--- Start of Excerpted data ---

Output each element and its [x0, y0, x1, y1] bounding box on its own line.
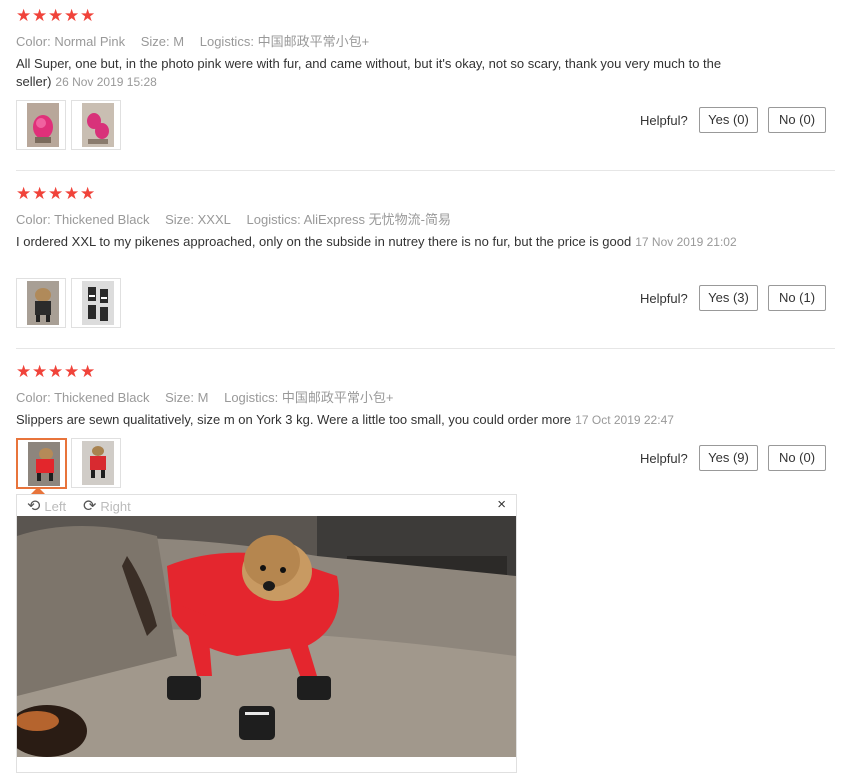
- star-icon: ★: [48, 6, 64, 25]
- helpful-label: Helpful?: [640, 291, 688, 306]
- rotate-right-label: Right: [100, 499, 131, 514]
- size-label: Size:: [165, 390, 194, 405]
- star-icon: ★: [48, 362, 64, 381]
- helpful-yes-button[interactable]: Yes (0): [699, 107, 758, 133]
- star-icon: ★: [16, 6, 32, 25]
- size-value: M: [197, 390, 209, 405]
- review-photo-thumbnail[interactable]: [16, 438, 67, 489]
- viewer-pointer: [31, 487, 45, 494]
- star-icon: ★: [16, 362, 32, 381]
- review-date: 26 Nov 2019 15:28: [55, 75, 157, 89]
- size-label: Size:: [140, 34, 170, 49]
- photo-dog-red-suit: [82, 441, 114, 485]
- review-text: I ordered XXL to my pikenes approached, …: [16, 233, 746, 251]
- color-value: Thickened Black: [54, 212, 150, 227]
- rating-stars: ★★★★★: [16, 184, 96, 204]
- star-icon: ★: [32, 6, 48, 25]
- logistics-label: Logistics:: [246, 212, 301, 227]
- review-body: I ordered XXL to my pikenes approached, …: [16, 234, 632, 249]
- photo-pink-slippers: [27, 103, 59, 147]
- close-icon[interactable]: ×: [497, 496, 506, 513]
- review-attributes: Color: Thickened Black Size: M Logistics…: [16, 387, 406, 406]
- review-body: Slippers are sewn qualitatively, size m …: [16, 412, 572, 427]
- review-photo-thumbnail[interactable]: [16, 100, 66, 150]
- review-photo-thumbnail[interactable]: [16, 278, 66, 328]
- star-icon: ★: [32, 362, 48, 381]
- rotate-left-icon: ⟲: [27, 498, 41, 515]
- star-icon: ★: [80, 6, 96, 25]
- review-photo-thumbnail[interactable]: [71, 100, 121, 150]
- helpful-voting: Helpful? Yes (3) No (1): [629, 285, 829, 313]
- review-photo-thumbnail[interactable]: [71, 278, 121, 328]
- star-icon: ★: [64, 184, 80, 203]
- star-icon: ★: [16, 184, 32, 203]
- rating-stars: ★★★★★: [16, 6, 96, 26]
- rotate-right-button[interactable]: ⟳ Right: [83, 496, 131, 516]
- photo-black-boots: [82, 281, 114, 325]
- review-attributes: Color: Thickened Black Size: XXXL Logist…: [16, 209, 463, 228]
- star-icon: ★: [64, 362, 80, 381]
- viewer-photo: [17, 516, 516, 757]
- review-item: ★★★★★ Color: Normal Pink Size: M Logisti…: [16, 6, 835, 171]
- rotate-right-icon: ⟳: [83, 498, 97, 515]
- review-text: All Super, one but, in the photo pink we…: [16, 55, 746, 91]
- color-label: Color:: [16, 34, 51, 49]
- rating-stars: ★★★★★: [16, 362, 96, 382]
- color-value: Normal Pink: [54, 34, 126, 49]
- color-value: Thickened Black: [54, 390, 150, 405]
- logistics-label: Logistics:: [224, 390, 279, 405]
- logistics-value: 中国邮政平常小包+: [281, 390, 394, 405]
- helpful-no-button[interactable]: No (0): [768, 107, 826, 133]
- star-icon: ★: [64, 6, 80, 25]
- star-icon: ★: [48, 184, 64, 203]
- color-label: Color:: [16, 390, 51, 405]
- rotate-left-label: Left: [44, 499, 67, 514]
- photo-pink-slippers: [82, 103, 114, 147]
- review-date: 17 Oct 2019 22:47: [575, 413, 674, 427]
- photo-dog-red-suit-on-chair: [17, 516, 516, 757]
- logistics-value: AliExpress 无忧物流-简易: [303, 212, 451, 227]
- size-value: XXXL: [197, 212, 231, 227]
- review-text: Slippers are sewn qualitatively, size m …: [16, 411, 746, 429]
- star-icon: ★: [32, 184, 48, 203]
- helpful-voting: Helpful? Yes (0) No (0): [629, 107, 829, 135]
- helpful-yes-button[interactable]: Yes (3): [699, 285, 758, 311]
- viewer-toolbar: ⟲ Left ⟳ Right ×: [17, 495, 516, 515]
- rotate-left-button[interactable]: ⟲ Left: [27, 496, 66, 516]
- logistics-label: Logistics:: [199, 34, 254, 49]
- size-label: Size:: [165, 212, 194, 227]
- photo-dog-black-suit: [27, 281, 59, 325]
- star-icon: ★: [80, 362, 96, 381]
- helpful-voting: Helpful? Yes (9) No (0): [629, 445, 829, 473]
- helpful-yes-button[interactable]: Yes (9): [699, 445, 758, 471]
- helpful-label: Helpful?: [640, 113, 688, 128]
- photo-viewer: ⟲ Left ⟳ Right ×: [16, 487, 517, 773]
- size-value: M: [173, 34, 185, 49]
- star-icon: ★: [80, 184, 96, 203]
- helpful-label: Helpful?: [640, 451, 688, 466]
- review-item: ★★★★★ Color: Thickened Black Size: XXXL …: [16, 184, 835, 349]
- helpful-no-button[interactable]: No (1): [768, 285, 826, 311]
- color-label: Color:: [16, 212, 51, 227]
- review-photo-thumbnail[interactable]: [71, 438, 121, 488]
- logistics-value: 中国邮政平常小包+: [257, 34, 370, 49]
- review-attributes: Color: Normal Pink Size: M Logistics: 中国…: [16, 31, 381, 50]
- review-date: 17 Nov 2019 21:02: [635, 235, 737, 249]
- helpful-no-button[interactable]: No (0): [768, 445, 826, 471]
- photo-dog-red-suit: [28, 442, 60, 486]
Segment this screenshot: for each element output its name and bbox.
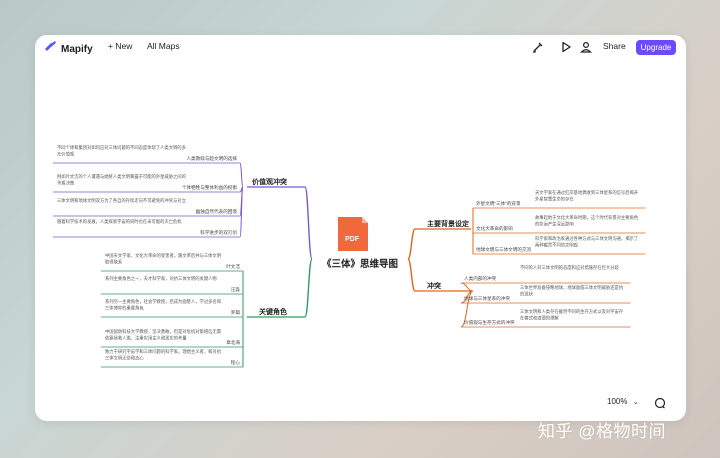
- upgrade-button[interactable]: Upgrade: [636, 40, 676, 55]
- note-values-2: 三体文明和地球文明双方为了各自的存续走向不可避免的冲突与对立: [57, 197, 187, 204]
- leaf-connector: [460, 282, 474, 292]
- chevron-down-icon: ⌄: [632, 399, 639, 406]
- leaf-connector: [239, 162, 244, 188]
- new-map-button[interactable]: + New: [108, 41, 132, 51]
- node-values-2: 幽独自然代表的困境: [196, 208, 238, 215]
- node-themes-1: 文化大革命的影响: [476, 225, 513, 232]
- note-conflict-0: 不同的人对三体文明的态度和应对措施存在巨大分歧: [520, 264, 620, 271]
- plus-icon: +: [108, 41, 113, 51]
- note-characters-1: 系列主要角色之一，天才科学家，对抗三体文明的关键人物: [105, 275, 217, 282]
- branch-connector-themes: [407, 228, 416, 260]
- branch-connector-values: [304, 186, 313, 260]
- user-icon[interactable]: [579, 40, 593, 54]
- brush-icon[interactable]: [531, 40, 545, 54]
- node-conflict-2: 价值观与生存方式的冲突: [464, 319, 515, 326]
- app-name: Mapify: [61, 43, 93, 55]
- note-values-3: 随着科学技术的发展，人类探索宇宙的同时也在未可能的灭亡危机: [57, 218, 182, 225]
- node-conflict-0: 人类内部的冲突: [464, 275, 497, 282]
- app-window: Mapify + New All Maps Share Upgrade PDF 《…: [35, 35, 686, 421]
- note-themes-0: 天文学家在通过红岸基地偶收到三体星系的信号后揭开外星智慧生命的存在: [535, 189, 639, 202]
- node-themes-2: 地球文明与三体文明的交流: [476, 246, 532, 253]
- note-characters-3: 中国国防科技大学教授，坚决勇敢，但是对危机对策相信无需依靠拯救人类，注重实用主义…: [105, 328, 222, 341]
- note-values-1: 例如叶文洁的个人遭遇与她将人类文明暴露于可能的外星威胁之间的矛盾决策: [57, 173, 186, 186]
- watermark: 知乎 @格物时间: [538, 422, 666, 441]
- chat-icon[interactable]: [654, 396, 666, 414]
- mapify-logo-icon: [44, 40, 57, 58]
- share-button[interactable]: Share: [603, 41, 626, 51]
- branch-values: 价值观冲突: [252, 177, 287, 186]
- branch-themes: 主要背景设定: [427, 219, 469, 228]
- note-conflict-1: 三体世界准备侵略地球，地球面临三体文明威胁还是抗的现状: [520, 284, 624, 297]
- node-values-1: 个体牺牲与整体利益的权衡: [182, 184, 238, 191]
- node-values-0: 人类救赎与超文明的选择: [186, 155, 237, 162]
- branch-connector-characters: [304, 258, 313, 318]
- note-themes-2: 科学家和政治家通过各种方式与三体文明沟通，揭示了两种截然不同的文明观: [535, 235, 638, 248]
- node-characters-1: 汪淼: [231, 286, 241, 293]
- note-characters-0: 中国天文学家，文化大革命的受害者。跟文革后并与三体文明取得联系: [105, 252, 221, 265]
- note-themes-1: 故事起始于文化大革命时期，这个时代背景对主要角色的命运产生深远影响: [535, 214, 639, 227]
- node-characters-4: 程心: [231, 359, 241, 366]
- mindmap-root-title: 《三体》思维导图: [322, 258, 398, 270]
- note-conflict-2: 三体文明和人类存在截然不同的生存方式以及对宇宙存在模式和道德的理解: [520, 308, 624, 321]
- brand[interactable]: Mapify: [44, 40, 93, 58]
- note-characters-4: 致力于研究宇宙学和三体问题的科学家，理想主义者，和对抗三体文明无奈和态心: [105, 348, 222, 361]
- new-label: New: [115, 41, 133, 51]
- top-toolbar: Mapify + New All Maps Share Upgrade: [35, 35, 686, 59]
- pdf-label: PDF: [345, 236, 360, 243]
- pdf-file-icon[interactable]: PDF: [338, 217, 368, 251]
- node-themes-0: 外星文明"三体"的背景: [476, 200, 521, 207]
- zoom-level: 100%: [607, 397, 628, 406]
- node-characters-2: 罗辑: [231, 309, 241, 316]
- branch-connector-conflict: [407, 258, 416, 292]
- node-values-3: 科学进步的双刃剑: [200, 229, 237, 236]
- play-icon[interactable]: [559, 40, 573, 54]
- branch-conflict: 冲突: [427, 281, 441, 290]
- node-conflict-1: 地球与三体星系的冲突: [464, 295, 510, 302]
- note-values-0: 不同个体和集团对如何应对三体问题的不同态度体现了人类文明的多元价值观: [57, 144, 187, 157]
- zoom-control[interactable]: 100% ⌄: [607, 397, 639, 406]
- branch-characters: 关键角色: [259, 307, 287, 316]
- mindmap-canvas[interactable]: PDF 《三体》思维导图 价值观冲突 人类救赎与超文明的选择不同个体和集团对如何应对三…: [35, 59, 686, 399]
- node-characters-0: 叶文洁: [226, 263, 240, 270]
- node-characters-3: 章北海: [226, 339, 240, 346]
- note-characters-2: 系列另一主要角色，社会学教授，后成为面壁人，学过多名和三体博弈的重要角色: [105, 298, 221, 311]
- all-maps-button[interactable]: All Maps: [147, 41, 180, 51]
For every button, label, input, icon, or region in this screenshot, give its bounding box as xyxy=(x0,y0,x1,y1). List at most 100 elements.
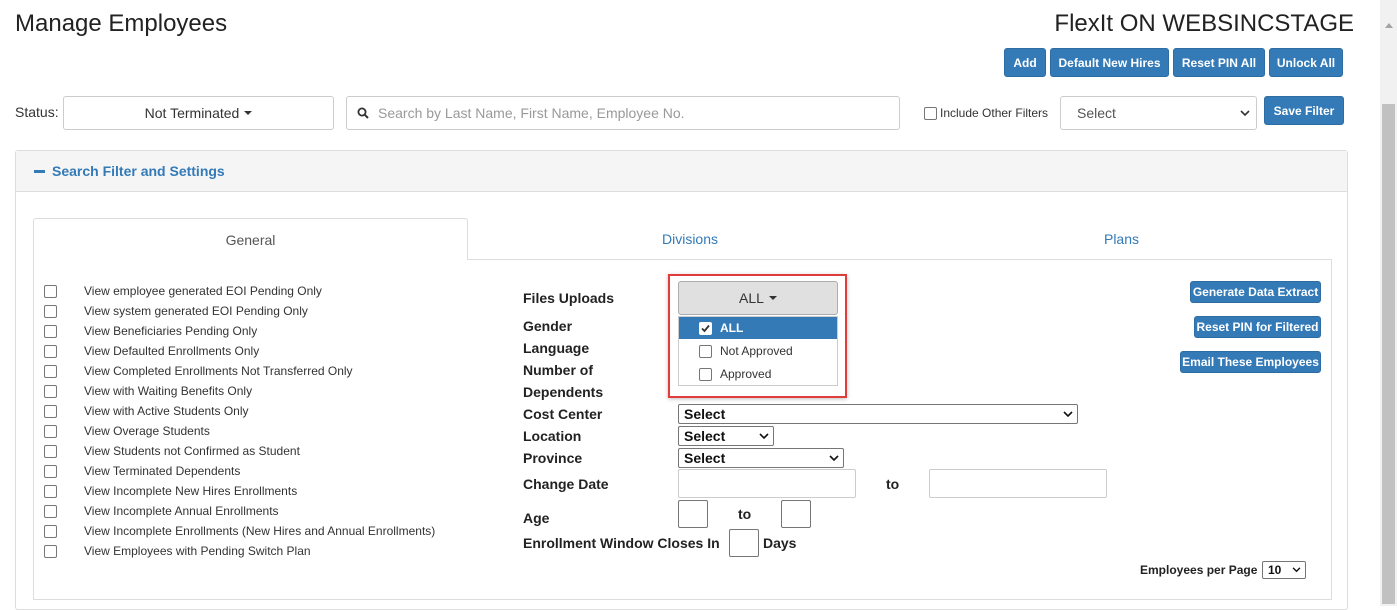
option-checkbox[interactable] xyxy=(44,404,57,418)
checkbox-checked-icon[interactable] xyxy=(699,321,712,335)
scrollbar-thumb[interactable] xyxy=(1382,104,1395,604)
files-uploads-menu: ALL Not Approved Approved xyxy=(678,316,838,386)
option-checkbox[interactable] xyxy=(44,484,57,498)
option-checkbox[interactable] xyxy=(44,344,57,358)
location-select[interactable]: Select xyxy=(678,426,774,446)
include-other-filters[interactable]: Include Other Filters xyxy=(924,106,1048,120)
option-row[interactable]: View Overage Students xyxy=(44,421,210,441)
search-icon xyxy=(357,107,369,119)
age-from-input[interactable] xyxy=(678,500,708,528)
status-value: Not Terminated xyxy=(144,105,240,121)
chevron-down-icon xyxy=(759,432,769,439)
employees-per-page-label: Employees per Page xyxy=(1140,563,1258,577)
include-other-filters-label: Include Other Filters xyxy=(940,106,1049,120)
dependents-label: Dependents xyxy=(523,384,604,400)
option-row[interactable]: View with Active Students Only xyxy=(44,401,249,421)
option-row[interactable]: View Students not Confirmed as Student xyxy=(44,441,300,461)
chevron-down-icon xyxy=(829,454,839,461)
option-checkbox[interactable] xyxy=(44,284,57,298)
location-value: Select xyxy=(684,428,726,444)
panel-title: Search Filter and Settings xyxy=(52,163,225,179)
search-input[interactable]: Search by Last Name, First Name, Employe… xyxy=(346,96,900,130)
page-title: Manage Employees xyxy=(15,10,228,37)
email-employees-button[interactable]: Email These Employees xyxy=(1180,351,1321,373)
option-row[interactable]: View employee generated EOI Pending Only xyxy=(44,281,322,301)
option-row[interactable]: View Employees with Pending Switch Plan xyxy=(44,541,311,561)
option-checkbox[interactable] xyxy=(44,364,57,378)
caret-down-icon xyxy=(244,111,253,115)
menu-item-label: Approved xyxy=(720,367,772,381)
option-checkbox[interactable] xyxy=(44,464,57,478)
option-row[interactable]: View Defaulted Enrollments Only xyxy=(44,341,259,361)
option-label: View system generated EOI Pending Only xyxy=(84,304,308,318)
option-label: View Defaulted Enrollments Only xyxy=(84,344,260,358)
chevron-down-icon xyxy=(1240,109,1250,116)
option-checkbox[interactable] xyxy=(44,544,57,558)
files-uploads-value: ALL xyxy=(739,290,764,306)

--- End of Excerpted data ---

Problem description — Can you quote, word for word, the lines in the rows above, starting at the line containing "- upgrade-button[interactable]: Upgrade: [636, 40, 676, 55]" and ending after the line containing "- branch-connector-characters: [304, 258, 313, 318]"?

Result of this task —
- upgrade-button[interactable]: Upgrade: [636, 40, 676, 55]
- note-values-2: 三体文明和地球文明双方为了各自的存续走向不可避免的冲突与对立: [57, 197, 187, 204]
- leaf-connector: [460, 282, 474, 292]
- chevron-down-icon: ⌄: [632, 399, 639, 406]
- leaf-connector: [239, 162, 244, 188]
- new-map-button[interactable]: + New: [108, 41, 132, 51]
- node-values-2: 幽独自然代表的困境: [196, 208, 238, 215]
- node-themes-1: 文化大革命的影响: [476, 225, 513, 232]
- note-conflict-0: 不同的人对三体文明的态度和应对措施存在巨大分歧: [520, 264, 620, 271]
- plus-icon: +: [108, 41, 113, 51]
- note-characters-1: 系列主要角色之一，天才科学家，对抗三体文明的关键人物: [105, 275, 217, 282]
- branch-connector-themes: [407, 228, 416, 260]
- branch-connector-values: [304, 186, 313, 260]
- user-icon[interactable]: [579, 40, 593, 54]
- brush-icon[interactable]: [531, 40, 545, 54]
- node-conflict-2: 价值观与生存方式的冲突: [464, 319, 515, 326]
- app-name: Mapify: [61, 43, 93, 55]
- note-values-3: 随着科学技术的发展，人类探索宇宙的同时也在未可能的灭亡危机: [57, 218, 182, 225]
- node-conflict-0: 人类内部的冲突: [464, 275, 497, 282]
- app-window: Mapify + New All Maps Share Upgrade PDF 《…: [35, 35, 686, 421]
- note-themes-0: 天文学家在通过红岸基地偶收到三体星系的信号后揭开外星智慧生命的存在: [535, 189, 639, 202]
- node-themes-2: 地球文明与三体文明的交流: [476, 246, 532, 253]
- note-characters-3: 中国国防科技大学教授，坚决勇敢，但是对危机对策相信无需依靠拯救人类，注重实用主义…: [105, 328, 222, 341]
- note-values-1: 例如叶文洁的个人遭遇与她将人类文明暴露于可能的外星威胁之间的矛盾决策: [57, 173, 186, 186]
- watermark: 知乎 @格物时间: [538, 422, 666, 441]
- chat-icon[interactable]: [654, 396, 666, 414]
- mapify-logo-icon: [44, 40, 57, 58]
- share-button[interactable]: Share: [603, 41, 626, 51]
- branch-values: 价值观冲突: [252, 177, 287, 186]
- branch-themes: 主要背景设定: [427, 219, 469, 228]
- note-conflict-1: 三体世界准备侵略地球，地球面临三体文明威胁还是抗的现状: [520, 284, 624, 297]
- node-values-1: 个体牺牲与整体利益的权衡: [182, 184, 238, 191]
- node-values-0: 人类救赎与超文明的选择: [186, 155, 237, 162]
- branch-connector-characters: [304, 258, 313, 318]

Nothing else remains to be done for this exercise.